EXERCISE PROMPT =
Transcribe the lines below verbatim, skipping the images.

SUPPLIED RECORDS =

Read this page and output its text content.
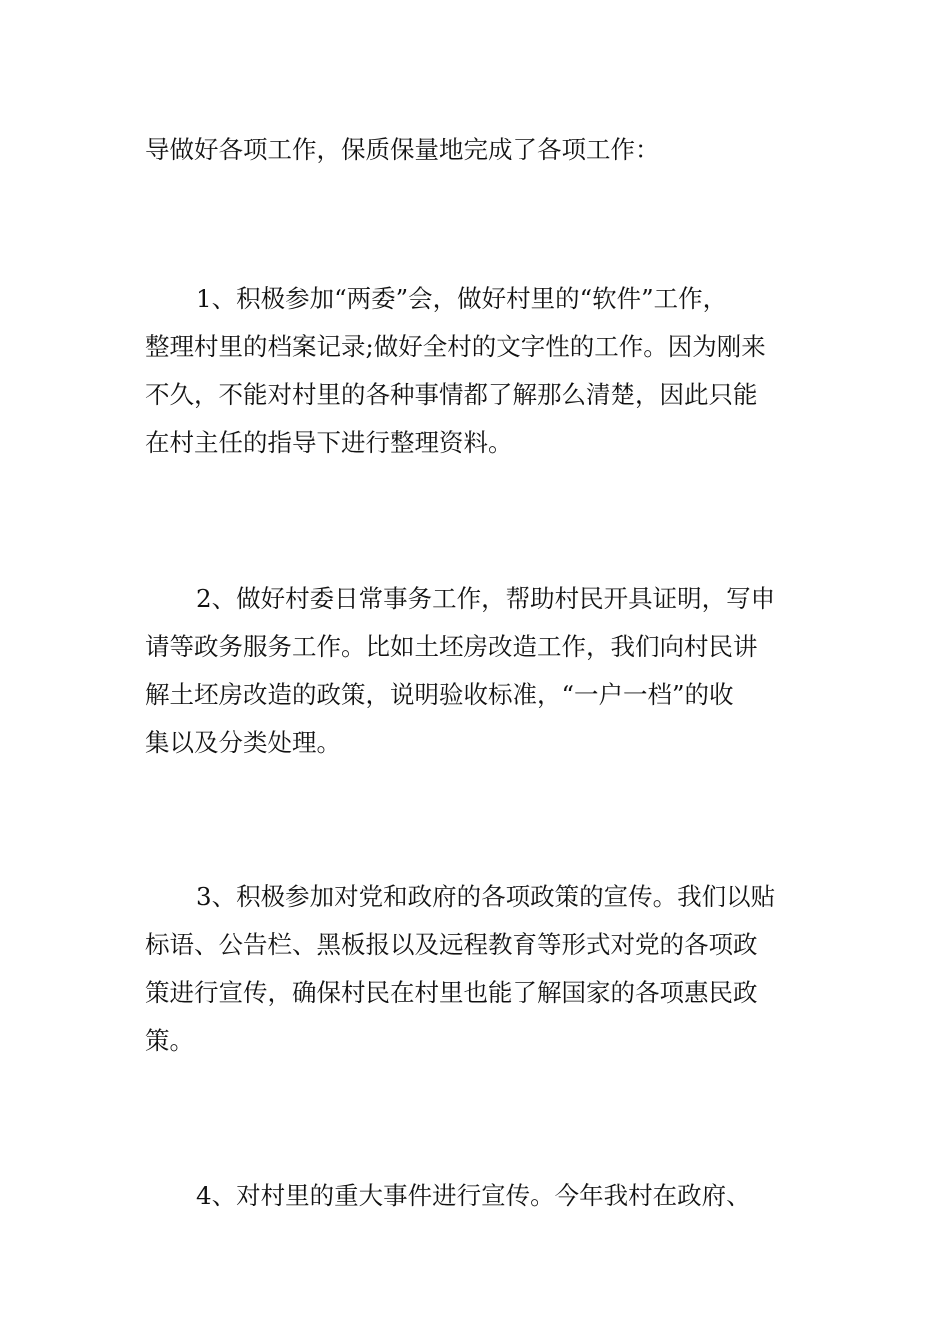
导做好各项工作，保质保量地完成了各项工作：
1、积极参加“两委”会，做好村里的“软件”工作，
整理村里的档案记录;做好全村的文字性的工作。因为刚来
不久，不能对村里的各种事情都了解那么清楚，因此只能
在村主任的指导下进行整理资料。
2、做好村委日常事务工作，帮助村民开具证明，写申
请等政务服务工作。比如土坯房改造工作，我们向村民讲
解土坯房改造的政策，说明验收标准，“一户一档”的收
集以及分类处理。
3、积极参加对党和政府的各项政策的宣传。我们以贴
标语、公告栏、黑板报以及远程教育等形式对党的各项政
策进行宣传，确保村民在村里也能了解国家的各项惠民政
策。
4、对村里的重大事件进行宣传。今年我村在政府、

EXERCISE RESPONSE =
Read this page and output its text content.
导做好各项工作，保质保量地完成了各项工作：
1、积极参加“两委”会，做好村里的“软件”工作，
整理村里的档案记录;做好全村的文字性的工作。因为刚来
不久，不能对村里的各种事情都了解那么清楚，因此只能
在村主任的指导下进行整理资料。
2、做好村委日常事务工作，帮助村民开具证明，写申
请等政务服务工作。比如土坯房改造工作，我们向村民讲
解土坯房改造的政策，说明验收标准，“一户一档”的收
集以及分类处理。
3、积极参加对党和政府的各项政策的宣传。我们以贴
标语、公告栏、黑板报以及远程教育等形式对党的各项政
策进行宣传，确保村民在村里也能了解国家的各项惠民政
策。
4、对村里的重大事件进行宣传。今年我村在政府、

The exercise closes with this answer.